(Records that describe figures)
● ● ● ● ●

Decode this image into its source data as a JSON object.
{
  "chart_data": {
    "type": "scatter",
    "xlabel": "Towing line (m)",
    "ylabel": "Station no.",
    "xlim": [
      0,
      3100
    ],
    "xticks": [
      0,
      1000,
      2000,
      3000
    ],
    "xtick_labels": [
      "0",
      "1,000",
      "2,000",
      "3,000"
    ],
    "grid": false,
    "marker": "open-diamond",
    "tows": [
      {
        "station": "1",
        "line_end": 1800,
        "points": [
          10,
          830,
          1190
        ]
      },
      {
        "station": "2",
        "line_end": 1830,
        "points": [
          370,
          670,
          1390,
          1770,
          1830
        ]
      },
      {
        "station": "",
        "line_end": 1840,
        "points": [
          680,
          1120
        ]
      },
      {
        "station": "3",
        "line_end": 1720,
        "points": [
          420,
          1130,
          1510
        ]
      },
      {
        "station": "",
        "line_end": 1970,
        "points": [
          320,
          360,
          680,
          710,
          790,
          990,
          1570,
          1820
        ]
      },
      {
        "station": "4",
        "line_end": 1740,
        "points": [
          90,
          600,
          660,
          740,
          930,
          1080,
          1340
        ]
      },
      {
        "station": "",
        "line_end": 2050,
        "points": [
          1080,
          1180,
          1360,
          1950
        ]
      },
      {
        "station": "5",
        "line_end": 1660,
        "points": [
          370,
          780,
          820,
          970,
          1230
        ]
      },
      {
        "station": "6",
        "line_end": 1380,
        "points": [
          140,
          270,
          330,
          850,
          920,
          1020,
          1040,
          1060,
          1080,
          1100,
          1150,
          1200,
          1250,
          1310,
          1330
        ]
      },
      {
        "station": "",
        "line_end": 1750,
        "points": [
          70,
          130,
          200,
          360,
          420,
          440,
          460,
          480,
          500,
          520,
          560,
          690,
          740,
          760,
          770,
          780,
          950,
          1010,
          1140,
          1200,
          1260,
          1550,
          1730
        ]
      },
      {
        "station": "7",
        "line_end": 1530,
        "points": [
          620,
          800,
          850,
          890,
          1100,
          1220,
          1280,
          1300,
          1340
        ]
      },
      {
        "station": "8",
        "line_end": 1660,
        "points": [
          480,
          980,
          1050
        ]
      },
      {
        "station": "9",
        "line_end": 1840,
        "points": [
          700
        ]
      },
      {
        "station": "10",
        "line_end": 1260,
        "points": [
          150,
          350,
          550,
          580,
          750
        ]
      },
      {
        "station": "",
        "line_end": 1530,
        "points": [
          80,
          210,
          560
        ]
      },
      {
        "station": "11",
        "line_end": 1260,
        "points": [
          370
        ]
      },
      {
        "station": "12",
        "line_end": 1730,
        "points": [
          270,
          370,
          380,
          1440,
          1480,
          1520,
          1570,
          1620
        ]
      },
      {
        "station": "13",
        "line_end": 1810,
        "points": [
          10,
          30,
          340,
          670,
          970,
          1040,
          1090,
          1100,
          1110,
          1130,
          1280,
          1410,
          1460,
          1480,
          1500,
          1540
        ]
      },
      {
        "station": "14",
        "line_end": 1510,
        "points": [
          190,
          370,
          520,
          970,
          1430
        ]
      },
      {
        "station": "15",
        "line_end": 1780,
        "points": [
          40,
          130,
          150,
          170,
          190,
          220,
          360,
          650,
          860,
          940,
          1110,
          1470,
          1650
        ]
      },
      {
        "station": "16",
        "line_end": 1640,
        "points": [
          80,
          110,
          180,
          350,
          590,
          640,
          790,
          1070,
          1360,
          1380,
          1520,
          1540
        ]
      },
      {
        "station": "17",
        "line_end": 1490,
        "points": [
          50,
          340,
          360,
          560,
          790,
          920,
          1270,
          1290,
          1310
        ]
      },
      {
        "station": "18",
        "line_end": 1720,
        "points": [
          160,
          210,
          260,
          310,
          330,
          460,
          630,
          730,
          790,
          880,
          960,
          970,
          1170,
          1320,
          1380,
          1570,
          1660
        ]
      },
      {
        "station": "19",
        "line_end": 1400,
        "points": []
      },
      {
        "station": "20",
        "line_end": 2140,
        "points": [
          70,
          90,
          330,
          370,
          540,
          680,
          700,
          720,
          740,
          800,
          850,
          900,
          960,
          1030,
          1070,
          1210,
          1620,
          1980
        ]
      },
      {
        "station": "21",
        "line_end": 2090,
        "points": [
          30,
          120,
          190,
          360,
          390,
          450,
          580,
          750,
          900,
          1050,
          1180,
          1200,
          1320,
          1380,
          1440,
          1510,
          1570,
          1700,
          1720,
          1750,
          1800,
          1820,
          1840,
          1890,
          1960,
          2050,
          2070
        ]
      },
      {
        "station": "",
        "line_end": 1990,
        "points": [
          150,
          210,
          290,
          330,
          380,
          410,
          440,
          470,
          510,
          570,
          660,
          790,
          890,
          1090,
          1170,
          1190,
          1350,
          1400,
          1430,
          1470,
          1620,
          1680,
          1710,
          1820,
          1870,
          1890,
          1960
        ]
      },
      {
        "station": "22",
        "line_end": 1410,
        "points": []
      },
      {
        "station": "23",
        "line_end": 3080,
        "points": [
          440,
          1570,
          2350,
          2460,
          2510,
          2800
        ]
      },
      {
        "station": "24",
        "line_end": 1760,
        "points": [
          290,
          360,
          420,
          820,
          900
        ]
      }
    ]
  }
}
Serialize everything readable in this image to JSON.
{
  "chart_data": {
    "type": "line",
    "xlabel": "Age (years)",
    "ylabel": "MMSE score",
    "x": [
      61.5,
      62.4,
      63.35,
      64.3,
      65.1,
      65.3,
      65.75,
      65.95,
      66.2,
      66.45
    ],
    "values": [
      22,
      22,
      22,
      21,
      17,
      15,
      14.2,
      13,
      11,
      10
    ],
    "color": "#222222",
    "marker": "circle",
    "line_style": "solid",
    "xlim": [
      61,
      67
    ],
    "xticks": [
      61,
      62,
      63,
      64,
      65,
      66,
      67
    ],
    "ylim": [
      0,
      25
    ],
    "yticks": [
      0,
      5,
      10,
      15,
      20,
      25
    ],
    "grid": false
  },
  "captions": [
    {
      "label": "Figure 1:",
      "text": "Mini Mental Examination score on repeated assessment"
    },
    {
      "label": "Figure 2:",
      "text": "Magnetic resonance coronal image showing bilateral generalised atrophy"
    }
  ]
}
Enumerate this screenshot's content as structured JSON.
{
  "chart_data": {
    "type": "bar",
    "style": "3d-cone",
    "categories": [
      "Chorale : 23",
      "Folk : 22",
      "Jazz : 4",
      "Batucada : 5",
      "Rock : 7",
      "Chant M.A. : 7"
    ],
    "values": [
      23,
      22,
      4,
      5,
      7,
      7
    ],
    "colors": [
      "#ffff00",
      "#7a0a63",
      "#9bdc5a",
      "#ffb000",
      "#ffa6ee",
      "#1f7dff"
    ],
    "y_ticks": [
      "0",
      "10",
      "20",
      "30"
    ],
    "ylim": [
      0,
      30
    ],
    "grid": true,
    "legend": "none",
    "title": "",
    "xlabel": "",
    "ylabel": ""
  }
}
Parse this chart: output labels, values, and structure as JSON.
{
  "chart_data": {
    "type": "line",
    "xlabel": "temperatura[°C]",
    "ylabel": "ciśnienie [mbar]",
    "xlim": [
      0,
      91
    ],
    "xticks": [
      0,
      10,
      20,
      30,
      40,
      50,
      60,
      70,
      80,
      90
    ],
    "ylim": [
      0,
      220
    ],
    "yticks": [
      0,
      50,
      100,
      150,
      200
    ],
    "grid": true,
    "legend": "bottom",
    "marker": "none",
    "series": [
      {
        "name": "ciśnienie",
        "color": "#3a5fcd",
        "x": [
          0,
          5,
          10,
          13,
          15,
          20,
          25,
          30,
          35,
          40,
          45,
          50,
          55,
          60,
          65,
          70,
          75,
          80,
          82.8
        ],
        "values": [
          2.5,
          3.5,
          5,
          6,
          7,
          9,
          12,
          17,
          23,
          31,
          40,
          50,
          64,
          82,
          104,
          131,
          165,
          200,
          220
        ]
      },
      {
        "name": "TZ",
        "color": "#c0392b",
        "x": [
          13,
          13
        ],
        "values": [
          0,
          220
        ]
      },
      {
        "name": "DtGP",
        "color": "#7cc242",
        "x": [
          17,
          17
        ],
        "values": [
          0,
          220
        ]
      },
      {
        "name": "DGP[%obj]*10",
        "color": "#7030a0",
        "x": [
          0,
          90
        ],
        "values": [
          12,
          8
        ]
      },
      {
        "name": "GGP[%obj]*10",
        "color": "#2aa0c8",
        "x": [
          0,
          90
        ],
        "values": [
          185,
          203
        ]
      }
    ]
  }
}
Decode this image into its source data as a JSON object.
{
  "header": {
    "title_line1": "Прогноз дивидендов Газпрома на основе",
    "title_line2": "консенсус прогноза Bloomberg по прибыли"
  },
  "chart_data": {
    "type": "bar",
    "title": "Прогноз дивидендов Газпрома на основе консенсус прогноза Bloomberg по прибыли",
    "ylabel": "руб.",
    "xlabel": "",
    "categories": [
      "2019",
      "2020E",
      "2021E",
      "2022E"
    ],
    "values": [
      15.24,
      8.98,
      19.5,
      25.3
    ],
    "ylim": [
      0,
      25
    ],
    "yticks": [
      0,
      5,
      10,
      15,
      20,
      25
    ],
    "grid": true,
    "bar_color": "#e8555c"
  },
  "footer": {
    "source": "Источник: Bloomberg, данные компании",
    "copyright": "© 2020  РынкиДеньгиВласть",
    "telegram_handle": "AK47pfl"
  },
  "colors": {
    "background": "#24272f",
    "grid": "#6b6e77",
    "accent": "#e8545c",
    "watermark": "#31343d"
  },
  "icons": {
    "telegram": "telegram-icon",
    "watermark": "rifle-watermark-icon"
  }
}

● ● ● ● ●

Your instructions: How many of the lines above hold "ylabel"? Answer with only the number.

Written response: 5